PROMPT >>
Show each line that has the string "title" in it.

>>>>

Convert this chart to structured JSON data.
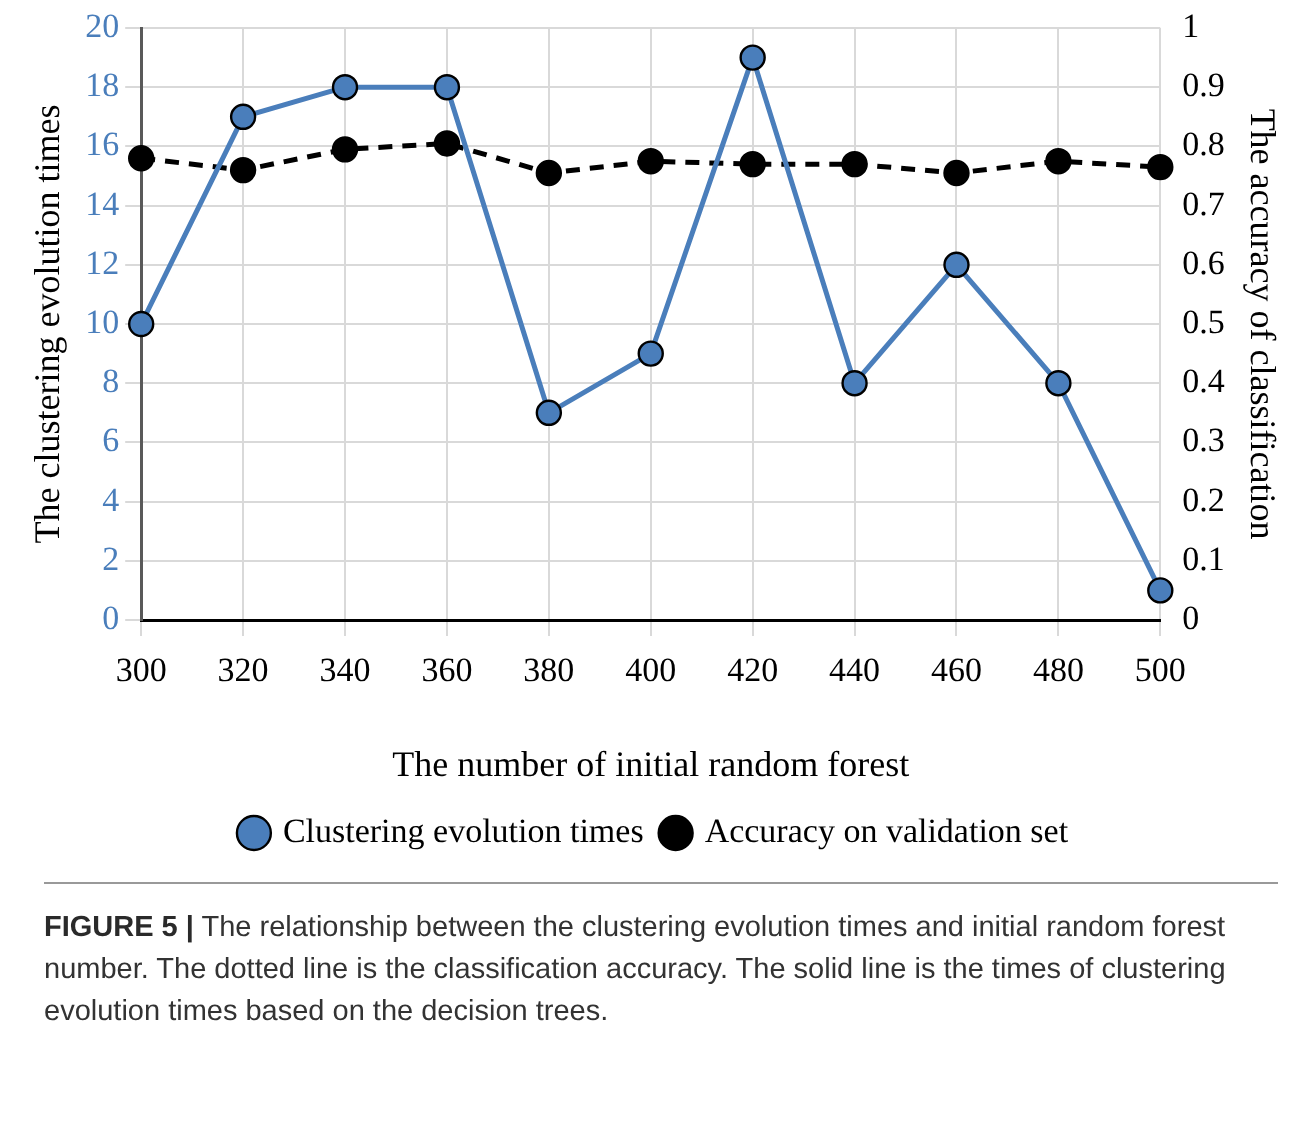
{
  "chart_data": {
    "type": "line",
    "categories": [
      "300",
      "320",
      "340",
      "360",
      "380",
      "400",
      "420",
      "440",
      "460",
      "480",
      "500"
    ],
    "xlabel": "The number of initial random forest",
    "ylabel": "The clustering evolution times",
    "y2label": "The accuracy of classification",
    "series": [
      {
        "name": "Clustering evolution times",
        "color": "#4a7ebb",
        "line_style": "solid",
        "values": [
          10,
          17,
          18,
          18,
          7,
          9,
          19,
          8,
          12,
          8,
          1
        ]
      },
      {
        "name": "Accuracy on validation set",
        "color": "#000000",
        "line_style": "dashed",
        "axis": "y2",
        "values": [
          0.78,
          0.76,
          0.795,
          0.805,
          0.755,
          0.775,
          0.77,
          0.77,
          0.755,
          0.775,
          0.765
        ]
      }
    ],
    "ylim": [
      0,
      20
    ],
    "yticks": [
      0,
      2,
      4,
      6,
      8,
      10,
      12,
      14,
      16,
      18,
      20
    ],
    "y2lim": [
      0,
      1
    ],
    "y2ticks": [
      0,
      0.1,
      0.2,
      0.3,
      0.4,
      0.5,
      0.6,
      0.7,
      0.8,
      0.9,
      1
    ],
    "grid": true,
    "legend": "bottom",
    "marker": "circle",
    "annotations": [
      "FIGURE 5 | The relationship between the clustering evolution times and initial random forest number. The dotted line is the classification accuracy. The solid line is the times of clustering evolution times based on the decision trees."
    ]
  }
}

<<<<
>>>>

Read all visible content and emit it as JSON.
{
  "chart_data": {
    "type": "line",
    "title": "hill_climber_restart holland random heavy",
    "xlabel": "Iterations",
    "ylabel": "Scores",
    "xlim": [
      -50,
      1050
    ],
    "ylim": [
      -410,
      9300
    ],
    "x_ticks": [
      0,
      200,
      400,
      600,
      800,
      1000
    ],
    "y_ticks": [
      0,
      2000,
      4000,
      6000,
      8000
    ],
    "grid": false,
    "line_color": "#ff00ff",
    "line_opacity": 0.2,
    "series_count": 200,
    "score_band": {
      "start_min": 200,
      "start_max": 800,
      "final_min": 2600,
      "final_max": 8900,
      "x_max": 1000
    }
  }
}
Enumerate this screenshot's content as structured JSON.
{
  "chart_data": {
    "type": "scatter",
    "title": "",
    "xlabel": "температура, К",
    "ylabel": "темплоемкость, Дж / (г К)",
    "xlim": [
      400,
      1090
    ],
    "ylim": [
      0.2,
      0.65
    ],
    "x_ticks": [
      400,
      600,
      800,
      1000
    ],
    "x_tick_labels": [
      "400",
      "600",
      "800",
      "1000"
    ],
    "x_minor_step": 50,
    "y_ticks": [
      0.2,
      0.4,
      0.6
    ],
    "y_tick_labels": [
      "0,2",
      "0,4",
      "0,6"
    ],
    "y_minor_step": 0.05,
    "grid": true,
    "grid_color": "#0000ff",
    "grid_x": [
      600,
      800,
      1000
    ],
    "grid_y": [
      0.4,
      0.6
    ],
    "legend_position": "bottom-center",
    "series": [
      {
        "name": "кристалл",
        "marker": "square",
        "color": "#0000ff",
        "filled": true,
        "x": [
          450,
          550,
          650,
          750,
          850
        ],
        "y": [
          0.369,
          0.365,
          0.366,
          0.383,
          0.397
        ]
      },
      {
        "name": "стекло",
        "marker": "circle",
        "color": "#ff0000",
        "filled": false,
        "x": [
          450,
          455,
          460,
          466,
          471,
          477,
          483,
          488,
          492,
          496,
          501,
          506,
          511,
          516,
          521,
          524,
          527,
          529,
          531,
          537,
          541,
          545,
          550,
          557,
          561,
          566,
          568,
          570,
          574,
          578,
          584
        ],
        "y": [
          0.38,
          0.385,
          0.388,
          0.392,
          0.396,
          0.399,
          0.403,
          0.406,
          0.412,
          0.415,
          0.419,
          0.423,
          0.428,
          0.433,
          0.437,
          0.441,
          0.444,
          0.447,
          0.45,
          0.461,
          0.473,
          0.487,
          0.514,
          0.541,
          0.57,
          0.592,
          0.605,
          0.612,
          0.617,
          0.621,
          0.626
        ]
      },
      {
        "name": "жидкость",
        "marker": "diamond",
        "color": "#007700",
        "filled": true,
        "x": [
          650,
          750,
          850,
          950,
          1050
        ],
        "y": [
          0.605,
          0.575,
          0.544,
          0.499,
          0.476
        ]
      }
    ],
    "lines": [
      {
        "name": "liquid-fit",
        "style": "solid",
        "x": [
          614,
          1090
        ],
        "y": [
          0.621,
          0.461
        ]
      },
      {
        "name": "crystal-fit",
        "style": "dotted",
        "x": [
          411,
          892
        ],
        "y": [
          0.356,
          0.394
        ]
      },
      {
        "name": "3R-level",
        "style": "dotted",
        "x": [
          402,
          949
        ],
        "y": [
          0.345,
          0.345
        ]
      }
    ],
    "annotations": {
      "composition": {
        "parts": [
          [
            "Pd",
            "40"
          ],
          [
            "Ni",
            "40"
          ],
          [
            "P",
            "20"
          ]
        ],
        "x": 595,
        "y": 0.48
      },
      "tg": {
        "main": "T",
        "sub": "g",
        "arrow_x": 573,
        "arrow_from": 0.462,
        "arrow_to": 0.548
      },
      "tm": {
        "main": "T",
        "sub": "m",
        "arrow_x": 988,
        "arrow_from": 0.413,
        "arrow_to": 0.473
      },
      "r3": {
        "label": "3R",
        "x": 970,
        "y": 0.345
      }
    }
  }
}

<<<<

EXERCISE OUTPUT >>
    "title": "hill_climber_restart holland random heavy",
    "title": "",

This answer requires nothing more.